**Exercise instructions:**
Wherever "proposals" appears in a line, copy that line.

(Collection entries)
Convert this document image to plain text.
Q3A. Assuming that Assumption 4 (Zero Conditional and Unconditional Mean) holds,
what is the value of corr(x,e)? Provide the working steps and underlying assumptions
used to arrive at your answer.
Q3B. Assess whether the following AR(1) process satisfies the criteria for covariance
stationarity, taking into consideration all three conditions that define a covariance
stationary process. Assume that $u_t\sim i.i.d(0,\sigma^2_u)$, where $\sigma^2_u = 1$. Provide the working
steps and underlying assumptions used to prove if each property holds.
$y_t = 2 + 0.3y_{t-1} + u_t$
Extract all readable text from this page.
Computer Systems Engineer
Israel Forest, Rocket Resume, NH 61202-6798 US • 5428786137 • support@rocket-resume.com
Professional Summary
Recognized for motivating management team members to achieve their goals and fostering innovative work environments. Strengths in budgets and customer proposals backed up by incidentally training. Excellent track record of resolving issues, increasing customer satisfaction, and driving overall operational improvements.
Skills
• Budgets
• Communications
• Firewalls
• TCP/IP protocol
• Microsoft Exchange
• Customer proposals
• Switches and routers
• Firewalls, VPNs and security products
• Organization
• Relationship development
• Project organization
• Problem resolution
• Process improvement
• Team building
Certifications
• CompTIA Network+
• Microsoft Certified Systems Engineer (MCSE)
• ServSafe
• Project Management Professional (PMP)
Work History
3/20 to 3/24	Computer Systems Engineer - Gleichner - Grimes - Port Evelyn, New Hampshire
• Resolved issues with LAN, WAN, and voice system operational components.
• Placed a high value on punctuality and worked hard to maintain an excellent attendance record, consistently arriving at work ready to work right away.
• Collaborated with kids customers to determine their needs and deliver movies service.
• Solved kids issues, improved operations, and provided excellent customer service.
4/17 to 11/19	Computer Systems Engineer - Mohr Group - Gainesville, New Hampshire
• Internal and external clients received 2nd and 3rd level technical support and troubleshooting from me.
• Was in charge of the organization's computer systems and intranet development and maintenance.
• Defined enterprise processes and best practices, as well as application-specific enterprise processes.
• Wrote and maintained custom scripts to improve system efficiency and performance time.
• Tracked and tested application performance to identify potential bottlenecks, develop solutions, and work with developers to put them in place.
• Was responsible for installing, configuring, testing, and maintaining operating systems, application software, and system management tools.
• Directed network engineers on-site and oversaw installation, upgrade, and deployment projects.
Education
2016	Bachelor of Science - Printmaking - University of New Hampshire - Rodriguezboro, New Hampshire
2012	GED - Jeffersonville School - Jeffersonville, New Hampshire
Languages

**Output:**
Recognized for motivating management team members to achieve their goals and fostering innovative work environments. Strengths in budgets and customer proposals backed up by incidentally training. Excellent track record of resolving issues, increasing customer satisfaction, and driving overall operational improvements.
• Customer proposals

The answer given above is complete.